Document:
No: just the hunters, and no one else. For in case it wasn’t already obvious from all the derogations Malta has already obtained from European law… we had to be reminded that the WRBU also exists only to service this one particular lobby-group, to the exclusion of all other considerations.

And it’s not even something they’ve ever tried to hide. According to the description on Gov.mt, the WRBU was established “to oversee and drive the implementation of Government policy in relation to sustainable hunting governance and wild birds conservation” – please note the order of priority – and item number one on its agenda is the “implementation of a sweeping reform of the relevant legislation concerning hunting and live-capturing to ensure simplification, greater effectiveness, safeguarding the rights of all citizens including hunters and live-capturers, as well as ensuring enforcement and compliance”… followed by the “the centralisation, simplification and streamlining of licensing processes and provision of a one-stop-shop service to hunters and live-capturers.”

In case it wasn’t already obvious from all the derogations Malta has already obtained from European law… we had to be reminded that the WRBU also exists only to service this one particular lobby-group

Got that, folks? A “one-stop shop service” for hunters. Not once, not twice, but three times (in the first four paragraphs of its own mission statement) the Wild Birds Regulatory Unit rubs our noses in the fact that it is concerned with one thing, and one thing only: making life easier for hunters and trappers, and more difficult for the ‘wild birds’ it is supposed to be ‘conserving’.

Supplied data:

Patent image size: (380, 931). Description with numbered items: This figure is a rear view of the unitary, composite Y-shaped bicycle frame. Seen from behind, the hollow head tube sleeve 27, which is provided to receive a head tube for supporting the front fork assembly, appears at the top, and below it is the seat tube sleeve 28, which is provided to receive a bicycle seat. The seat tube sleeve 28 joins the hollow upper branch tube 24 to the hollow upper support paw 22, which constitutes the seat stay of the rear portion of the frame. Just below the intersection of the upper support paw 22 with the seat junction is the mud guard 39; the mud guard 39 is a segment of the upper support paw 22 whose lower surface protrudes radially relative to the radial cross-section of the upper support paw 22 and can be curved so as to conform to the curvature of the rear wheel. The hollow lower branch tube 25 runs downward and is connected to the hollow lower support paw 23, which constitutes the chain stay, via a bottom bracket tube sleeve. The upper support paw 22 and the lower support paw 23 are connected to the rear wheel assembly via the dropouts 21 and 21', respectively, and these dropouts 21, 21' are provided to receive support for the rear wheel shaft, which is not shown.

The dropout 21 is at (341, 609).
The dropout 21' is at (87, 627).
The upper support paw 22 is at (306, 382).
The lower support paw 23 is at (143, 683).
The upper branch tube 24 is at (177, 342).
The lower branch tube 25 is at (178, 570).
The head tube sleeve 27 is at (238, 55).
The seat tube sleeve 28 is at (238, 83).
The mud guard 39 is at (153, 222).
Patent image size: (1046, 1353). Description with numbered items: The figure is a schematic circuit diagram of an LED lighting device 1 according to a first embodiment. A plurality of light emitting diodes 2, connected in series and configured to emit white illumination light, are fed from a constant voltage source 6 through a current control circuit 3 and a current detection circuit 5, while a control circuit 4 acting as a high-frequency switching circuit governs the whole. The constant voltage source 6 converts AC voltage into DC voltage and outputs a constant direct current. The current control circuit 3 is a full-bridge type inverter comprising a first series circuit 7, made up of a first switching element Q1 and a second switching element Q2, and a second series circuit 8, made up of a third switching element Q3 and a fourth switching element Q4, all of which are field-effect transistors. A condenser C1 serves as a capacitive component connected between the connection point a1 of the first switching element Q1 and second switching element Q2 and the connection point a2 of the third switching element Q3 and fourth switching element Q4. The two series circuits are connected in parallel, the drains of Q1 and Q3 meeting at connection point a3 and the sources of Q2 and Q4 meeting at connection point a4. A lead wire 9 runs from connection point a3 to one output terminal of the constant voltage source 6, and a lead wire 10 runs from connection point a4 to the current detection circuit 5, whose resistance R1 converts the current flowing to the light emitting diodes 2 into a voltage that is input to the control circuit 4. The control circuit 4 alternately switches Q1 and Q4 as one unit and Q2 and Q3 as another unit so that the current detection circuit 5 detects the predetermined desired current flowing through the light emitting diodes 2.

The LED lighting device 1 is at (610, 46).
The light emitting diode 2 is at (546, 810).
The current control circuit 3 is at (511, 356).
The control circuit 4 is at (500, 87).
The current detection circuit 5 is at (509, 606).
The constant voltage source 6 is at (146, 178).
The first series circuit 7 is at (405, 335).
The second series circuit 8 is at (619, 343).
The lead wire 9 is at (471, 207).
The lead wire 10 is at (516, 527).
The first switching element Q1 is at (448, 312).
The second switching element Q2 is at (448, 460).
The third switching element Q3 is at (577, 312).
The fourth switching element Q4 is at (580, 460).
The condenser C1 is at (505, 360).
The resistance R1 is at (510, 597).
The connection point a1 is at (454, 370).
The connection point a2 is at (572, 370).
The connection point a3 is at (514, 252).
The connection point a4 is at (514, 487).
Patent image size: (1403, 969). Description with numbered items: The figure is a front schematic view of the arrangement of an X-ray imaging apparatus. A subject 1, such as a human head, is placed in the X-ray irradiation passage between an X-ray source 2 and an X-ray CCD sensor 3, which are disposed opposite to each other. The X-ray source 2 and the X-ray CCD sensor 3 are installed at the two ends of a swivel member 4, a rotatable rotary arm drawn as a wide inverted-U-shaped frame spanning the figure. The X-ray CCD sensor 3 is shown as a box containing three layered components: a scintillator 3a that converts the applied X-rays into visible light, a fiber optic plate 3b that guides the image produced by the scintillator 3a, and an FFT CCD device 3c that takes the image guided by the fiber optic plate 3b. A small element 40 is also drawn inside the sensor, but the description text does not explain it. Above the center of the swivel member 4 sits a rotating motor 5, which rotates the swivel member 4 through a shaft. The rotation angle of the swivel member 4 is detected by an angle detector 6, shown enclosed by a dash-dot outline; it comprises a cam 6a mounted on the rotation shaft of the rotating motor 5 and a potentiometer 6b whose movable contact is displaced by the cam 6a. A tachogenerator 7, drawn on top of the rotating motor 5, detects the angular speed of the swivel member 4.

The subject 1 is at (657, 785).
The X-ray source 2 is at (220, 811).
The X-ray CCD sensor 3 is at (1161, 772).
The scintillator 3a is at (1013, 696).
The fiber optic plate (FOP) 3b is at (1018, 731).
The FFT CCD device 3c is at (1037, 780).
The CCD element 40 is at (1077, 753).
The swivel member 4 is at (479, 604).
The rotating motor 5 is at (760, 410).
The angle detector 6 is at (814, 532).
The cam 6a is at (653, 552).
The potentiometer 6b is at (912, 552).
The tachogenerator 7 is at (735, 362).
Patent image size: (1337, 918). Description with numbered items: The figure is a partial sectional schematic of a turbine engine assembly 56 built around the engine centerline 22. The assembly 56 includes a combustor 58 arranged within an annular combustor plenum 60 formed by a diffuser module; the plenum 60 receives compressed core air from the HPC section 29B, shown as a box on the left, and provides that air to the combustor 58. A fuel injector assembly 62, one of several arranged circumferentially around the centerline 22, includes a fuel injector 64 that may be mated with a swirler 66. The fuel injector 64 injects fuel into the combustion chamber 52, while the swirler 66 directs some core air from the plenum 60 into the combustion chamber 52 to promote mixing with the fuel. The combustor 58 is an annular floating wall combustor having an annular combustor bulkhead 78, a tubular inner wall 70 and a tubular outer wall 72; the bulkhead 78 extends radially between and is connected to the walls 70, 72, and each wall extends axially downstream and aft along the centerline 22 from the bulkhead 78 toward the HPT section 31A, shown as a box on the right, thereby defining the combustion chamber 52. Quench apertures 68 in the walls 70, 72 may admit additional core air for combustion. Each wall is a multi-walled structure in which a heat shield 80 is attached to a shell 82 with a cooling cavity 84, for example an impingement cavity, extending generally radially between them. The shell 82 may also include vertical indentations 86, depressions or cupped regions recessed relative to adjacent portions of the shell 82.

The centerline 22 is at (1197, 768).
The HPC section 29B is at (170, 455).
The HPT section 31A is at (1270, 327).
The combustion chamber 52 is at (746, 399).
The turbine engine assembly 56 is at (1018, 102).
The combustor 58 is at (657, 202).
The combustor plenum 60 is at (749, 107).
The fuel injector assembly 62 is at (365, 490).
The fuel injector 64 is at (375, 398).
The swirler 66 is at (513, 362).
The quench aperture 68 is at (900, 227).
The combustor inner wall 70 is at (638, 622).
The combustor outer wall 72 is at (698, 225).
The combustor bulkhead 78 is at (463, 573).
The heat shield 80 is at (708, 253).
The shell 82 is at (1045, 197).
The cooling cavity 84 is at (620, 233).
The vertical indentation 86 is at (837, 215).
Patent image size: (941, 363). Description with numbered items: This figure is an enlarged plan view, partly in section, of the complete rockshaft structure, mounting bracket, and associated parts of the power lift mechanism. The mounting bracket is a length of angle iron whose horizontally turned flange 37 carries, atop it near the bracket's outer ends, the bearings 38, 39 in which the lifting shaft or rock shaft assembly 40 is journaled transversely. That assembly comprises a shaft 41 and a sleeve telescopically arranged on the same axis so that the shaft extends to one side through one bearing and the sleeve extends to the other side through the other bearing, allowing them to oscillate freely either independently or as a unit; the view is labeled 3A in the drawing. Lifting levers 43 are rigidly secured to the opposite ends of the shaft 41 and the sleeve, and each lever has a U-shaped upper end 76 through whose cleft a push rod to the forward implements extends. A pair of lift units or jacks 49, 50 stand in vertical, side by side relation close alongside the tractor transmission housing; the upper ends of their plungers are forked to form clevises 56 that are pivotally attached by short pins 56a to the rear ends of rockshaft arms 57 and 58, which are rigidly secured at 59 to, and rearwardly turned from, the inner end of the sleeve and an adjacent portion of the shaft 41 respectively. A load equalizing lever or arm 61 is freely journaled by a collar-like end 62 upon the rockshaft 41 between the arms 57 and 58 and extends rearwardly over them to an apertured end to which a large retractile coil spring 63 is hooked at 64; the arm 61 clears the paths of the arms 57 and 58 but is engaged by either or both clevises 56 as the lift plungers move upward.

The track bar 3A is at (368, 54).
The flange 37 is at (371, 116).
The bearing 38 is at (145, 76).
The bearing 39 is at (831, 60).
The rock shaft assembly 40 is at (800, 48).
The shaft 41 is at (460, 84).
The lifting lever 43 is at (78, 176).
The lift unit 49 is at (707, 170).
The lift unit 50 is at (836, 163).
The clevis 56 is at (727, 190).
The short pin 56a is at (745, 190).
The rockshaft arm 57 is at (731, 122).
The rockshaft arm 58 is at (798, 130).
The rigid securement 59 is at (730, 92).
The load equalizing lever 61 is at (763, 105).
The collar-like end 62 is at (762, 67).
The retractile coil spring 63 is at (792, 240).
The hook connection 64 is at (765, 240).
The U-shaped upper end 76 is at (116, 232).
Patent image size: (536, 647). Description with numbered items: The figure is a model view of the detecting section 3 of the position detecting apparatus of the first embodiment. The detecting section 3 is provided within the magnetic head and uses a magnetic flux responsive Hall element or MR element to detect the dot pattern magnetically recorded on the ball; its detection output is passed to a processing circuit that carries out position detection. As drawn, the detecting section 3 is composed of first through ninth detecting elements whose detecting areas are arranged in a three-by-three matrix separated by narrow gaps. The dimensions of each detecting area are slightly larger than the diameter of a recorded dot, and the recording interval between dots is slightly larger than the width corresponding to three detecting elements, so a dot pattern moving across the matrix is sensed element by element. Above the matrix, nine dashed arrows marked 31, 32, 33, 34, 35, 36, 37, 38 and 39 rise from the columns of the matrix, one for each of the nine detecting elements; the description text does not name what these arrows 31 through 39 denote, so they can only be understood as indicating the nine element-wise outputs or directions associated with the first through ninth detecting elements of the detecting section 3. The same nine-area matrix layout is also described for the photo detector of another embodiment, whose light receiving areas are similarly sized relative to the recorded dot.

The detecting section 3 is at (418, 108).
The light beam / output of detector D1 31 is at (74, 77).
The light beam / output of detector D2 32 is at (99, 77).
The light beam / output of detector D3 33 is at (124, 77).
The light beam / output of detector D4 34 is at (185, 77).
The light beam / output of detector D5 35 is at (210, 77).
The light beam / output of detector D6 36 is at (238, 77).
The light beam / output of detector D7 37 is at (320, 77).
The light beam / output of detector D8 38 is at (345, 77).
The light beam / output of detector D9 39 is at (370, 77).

Instruction 1:
Retype the passage on the Wild Birds Regulatory Unit, starting with "Got that, folks?" and going on through "to be ‘conserving’.".
Instruction 2:
Rewrite the entries starting with the line with "Patent image size: (1046, 1353)." and going on through the line with "The lead wire 10 is at (516, 527).", putting "circuit schematic" in place of "schematic circuit diagram" and leaving everything else unchanged. Give only those lines.
The entries have no connection to the passage on the Wild Birds Regulatory Unit.

Expected answer 1:
Got that, folks? A “one-stop shop service” for hunters. Not once, not twice, but three times (in the first four paragraphs of its own mission statement) the Wild Birds Regulatory Unit rubs our noses in the fact that it is concerned with one thing, and one thing only: making life easier for hunters and trappers, and more difficult for the ‘wild birds’ it is supposed to be ‘conserving’.

Expected answer 2:
Patent image size: (1046, 1353). Description with numbered items: The figure is a circuit schematic of an LED lighting device 1 according to a first embodiment. A plurality of light emitting diodes 2, connected in series and configured to emit white illumination light, are fed from a constant voltage source 6 through a current control circuit 3 and a current detection circuit 5, while a control circuit 4 acting as a high-frequency switching circuit governs the whole. The constant voltage source 6 converts AC voltage into DC voltage and outputs a constant direct current. The current control circuit 3 is a full-bridge type inverter comprising a first series circuit 7, made up of a first switching element Q1 and a second switching element Q2, and a second series circuit 8, made up of a third switching element Q3 and a fourth switching element Q4, all of which are field-effect transistors. A condenser C1 serves as a capacitive component connected between the connection point a1 of the first switching element Q1 and second switching element Q2 and the connection point a2 of the third switching element Q3 and fourth switching element Q4. The two series circuits are connected in parallel, the drains of Q1 and Q3 meeting at connection point a3 and the sources of Q2 and Q4 meeting at connection point a4. A lead wire 9 runs from connection point a3 to one output terminal of the constant voltage source 6, and a lead wire 10 runs from connection point a4 to the current detection circuit 5, whose resistance R1 converts the current flowing to the light emitting diodes 2 into a voltage that is input to the control circuit 4. The control circuit 4 alternately switches Q1 and Q4 as one unit and Q2 and Q3 as another unit so that the current detection circuit 5 detects the predetermined desired current flowing through the light emitting diodes 2.

The LED lighting device 1 is at (610, 46).
The light emitting diode 2 is at (546, 810).
The current control circuit 3 is at (511, 356).
The control circuit 4 is at (500, 87).
The current detection circuit 5 is at (509, 606).
The constant voltage source 6 is at (146, 178).
The first series circuit 7 is at (405, 335).
The second series circuit 8 is at (619, 343).
The lead wire 9 is at (471, 207).
The lead wire 10 is at (516, 527).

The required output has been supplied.